DATA SHOWN |
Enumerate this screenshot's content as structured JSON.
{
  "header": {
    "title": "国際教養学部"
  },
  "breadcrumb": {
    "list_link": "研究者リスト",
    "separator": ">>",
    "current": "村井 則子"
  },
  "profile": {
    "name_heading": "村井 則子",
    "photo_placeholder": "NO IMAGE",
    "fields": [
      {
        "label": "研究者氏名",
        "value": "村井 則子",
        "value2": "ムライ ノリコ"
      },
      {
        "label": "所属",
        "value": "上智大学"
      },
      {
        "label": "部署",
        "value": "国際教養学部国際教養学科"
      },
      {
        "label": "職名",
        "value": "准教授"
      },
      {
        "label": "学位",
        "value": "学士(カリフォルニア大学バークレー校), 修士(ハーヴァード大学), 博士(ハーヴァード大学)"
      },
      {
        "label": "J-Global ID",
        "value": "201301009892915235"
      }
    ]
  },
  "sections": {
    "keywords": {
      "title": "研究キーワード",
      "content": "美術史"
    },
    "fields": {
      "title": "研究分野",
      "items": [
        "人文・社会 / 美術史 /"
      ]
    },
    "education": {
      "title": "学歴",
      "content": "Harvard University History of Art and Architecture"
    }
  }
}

THE TASK | From the listing above, pick out each line where the word "label" appears.

SOLUTION TO THE PROBLEM |
        "label": "研究者氏名",
        "label": "所属",
        "label": "部署",
        "label": "職名",
        "label": "学位",
        "label": "J-Global ID",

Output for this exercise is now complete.